### Text segment
Written by Farbod Akhlaghi (University of Oxford)
Suppose you have a moral obligation to take care of your ailing parent tomorrow. If you did something that would lower your chances of fulfilling that moral obligation – like going out partying all night tonight – would you thereby have done something morally wrong?
We do things that affect our chances of fulfilling our moral obligations all the time. They range from the most mundane, like taking a specific route from one place to another where you ought to be doing something at the latter place, to acts like smoking, abusing drugs, or severely neglecting one’s physical and mental well-being. Call actions that affect our chances of fulfilling our moral obligations in the future chance-affecting actions.
Whilst moral obligations are hotly debated in moral philosophy, there has been little to no direct discussion of the moral status of affecting the chances of fulfilling such obligations. This should surprise us. For they are a pervasive feature of our lives: many daily choices we make affect our chances of ultimately doing what we ought to do in the future. And the mere fact that it is, other things being equal, right to do what we are obligated to and wrong not to does not settle whether it is right or wrong to affect our chances of meeting our obligations. So, it seems morally urgent to ask: might we, for example, act wrongly when we make it less likely that we will fulfil an obligation in the future?

### Tasks to carry out
- 1) In the passage on chance-affecting actions above, retype the portion that begins at the words "Written by Farbod" and ends after the words "future chance-affecting actions.".
- 2) Answer the following from the passage on chance-affecting actions:
(a) With which university is the author affiliated?
(b) What act is offered as an example of lowering one's chances of caring for an ailing parent tomorrow?
(c) What name does the passage give to actions that affect our chances of fulfilling our moral obligations in the future?
- 3) Render this sentence from the passage on chance-affecting actions into French: "We do things that affect our chances of fulfilling our moral obligations all the time."

### Provided information
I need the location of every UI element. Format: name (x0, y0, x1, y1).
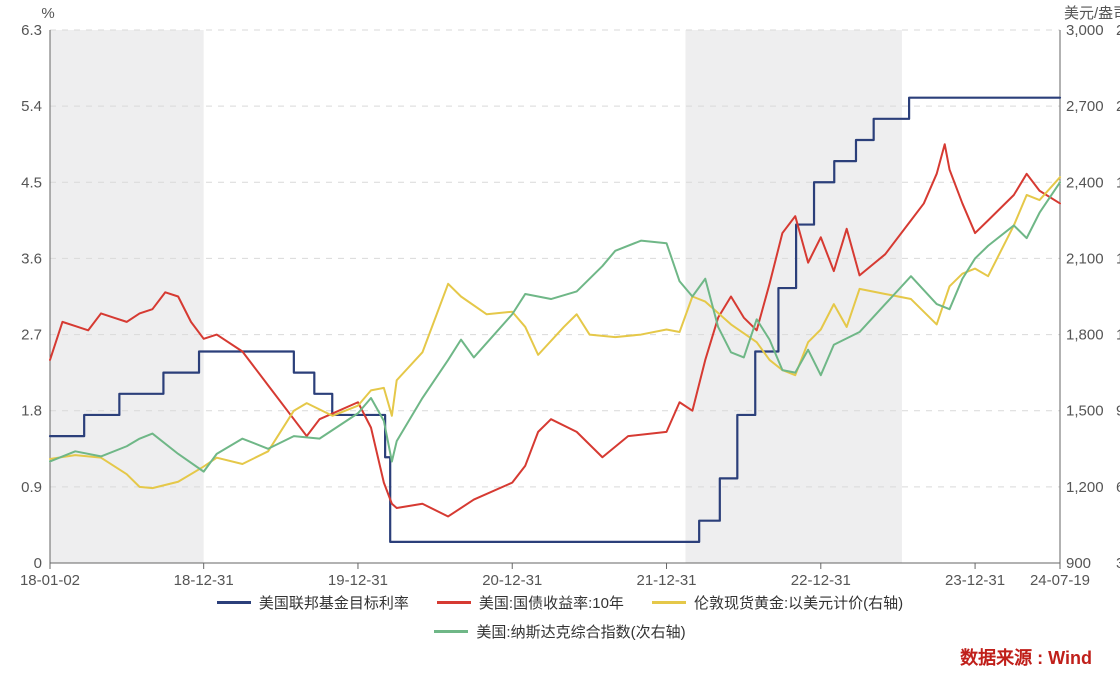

...

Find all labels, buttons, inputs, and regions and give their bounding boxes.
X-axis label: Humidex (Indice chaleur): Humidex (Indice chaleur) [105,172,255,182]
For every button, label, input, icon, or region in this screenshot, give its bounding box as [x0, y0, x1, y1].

### Worked solutions
- 1)
Written by Farbod Akhlaghi (University of Oxford)
Suppose you have a moral obligation to take care of your ailing parent tomorrow. If you did something that would lower your chances of fulfilling that moral obligation – like going out partying all night tonight – would you thereby have done something morally wrong?
We do things that affect our chances of fulfilling our moral obligations all the time. They range from the most mundane, like taking a specific route from one place to another where you ought to be doing something at the latter place, to acts like smoking, abusing drugs, or severely neglecting one’s physical and mental well-being. Call actions that affect our chances of fulfilling our moral obligations in the future chance-affecting actions.

- 2)
(a) The University of Oxford.
(b) Going out partying all night tonight.
(c) Chance-affecting actions.

- 3) Nous faisons constamment des choses qui influent sur nos chances de remplir nos obligations morales.